■ Task description ■
Every entry must be copied word for word.

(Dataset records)
##############################

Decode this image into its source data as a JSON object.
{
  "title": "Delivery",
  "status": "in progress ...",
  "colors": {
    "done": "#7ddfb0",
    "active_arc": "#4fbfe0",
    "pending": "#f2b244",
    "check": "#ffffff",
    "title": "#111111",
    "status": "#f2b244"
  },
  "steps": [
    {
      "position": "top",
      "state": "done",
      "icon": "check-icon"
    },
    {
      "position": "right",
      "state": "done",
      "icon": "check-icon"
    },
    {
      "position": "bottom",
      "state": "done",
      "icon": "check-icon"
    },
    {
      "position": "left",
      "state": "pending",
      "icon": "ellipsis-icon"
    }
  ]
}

##############################

■ The completed task ■
Decode this image into its source data as a JSON object.
{
  "title": "Delivery",
  "status": "in progress ...",
  "colors": {
    "done": "#7ddfb0",
    "active_arc": "#4fbfe0",
    "pending": "#f2b244",
    "check": "#ffffff",
    "title": "#111111",
    "status": "#f2b244"
  },
  "steps": [
    {
      "position": "top",
      "state": "done",
      "icon": "check-icon"
    },
    {
      "position": "right",
      "state": "done",
      "icon": "check-icon"
    },
    {
      "position": "bottom",
      "state": "done",
      "icon": "check-icon"
    },
    {
      "position": "left",
      "state": "pending",
      "icon": "ellipsis-icon"
    }
  ]
}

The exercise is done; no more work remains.